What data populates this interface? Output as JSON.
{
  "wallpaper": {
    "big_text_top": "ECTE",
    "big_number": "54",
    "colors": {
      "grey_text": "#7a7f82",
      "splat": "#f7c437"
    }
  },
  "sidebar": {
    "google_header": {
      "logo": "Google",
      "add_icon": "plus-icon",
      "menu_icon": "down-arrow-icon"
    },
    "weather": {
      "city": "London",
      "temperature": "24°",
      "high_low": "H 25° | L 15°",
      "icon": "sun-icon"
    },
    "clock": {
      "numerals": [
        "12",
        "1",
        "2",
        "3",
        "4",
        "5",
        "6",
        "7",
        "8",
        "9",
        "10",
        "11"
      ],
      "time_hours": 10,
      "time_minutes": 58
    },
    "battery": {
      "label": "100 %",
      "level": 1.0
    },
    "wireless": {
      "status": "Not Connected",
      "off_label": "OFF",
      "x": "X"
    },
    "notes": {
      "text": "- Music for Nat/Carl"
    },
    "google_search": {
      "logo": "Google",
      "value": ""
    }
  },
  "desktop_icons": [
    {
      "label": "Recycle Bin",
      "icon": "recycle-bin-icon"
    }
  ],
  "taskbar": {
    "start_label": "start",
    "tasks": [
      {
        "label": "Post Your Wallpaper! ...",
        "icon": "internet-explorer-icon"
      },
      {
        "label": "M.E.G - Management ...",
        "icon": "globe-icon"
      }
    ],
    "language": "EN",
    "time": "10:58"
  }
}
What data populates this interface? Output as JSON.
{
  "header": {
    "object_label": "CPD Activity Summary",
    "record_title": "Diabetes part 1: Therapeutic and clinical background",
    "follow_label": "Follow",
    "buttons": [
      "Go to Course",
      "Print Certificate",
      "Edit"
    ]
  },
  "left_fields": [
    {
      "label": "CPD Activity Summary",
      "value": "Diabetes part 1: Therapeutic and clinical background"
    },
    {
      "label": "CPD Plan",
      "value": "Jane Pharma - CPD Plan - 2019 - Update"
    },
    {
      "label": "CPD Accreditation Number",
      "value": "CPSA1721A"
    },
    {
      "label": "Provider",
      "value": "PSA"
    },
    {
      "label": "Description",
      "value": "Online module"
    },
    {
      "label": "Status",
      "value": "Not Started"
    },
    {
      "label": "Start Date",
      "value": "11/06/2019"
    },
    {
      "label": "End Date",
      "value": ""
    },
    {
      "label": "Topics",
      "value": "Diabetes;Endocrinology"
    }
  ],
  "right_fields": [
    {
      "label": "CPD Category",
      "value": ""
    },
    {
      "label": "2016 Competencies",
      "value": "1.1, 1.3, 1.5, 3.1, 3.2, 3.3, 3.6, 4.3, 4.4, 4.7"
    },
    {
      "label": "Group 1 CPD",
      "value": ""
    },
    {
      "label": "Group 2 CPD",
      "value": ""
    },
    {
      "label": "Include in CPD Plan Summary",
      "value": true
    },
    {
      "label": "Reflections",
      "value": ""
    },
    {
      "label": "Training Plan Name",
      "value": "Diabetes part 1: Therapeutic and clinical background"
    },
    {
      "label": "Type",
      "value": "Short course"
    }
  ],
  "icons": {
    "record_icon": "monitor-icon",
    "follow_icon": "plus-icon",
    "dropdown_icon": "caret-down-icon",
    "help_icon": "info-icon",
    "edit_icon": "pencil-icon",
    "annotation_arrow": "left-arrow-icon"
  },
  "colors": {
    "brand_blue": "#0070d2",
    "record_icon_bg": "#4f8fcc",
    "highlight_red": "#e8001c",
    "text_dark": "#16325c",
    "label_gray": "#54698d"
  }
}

* * * * *

__AIM OF THE TASK__: Reproduce the complete data exactly as presented above.

__ANSWER__:
What data populates this interface? Output as JSON.
{
  "wallpaper": {
    "big_text_top": "ECTE",
    "big_number": "54",
    "colors": {
      "grey_text": "#7a7f82",
      "splat": "#f7c437"
    }
  },
  "sidebar": {
    "google_header": {
      "logo": "Google",
      "add_icon": "plus-icon",
      "menu_icon": "down-arrow-icon"
    },
    "weather": {
      "city": "London",
      "temperature": "24°",
      "high_low": "H 25° | L 15°",
      "icon": "sun-icon"
    },
    "clock": {
      "numerals": [
        "12",
        "1",
        "2",
        "3",
        "4",
        "5",
        "6",
        "7",
        "8",
        "9",
        "10",
        "11"
      ],
      "time_hours": 10,
      "time_minutes": 58
    },
    "battery": {
      "label": "100 %",
      "level": 1.0
    },
    "wireless": {
      "status": "Not Connected",
      "off_label": "OFF",
      "x": "X"
    },
    "notes": {
      "text": "- Music for Nat/Carl"
    },
    "google_search": {
      "logo": "Google",
      "value": ""
    }
  },
  "desktop_icons": [
    {
      "label": "Recycle Bin",
      "icon": "recycle-bin-icon"
    }
  ],
  "taskbar": {
    "start_label": "start",
    "tasks": [
      {
        "label": "Post Your Wallpaper! ...",
        "icon": "internet-explorer-icon"
      },
      {
        "label": "M.E.G - Management ...",
        "icon": "globe-icon"
      }
    ],
    "language": "EN",
    "time": "10:58"
  }
}
What data populates this interface? Output as JSON.
{
  "header": {
    "object_label": "CPD Activity Summary",
    "record_title": "Diabetes part 1: Therapeutic and clinical background",
    "follow_label": "Follow",
    "buttons": [
      "Go to Course",
      "Print Certificate",
      "Edit"
    ]
  },
  "left_fields": [
    {
      "label": "CPD Activity Summary",
      "value": "Diabetes part 1: Therapeutic and clinical background"
    },
    {
      "label": "CPD Plan",
      "value": "Jane Pharma - CPD Plan - 2019 - Update"
    },
    {
      "label": "CPD Accreditation Number",
      "value": "CPSA1721A"
    },
    {
      "label": "Provider",
      "value": "PSA"
    },
    {
      "label": "Description",
      "value": "Online module"
    },
    {
      "label": "Status",
      "value": "Not Started"
    },
    {
      "label": "Start Date",
      "value": "11/06/2019"
    },
    {
      "label": "End Date",
      "value": ""
    },
    {
      "label": "Topics",
      "value": "Diabetes;Endocrinology"
    }
  ],
  "right_fields": [
    {
      "label": "CPD Category",
      "value": ""
    },
    {
      "label": "2016 Competencies",
      "value": "1.1, 1.3, 1.5, 3.1, 3.2, 3.3, 3.6, 4.3, 4.4, 4.7"
    },
    {
      "label": "Group 1 CPD",
      "value": ""
    },
    {
      "label": "Group 2 CPD",
      "value": ""
    },
    {
      "label": "Include in CPD Plan Summary",
      "value": true
    },
    {
      "label": "Reflections",
      "value": ""
    },
    {
      "label": "Training Plan Name",
      "value": "Diabetes part 1: Therapeutic and clinical background"
    },
    {
      "label": "Type",
      "value": "Short course"
    }
  ],
  "icons": {
    "record_icon": "monitor-icon",
    "follow_icon": "plus-icon",
    "dropdown_icon": "caret-down-icon",
    "help_icon": "info-icon",
    "edit_icon": "pencil-icon",
    "annotation_arrow": "left-arrow-icon"
  },
  "colors": {
    "brand_blue": "#0070d2",
    "record_icon_bg": "#4f8fcc",
    "highlight_red": "#e8001c",
    "text_dark": "#16325c",
    "label_gray": "#54698d"
  }
}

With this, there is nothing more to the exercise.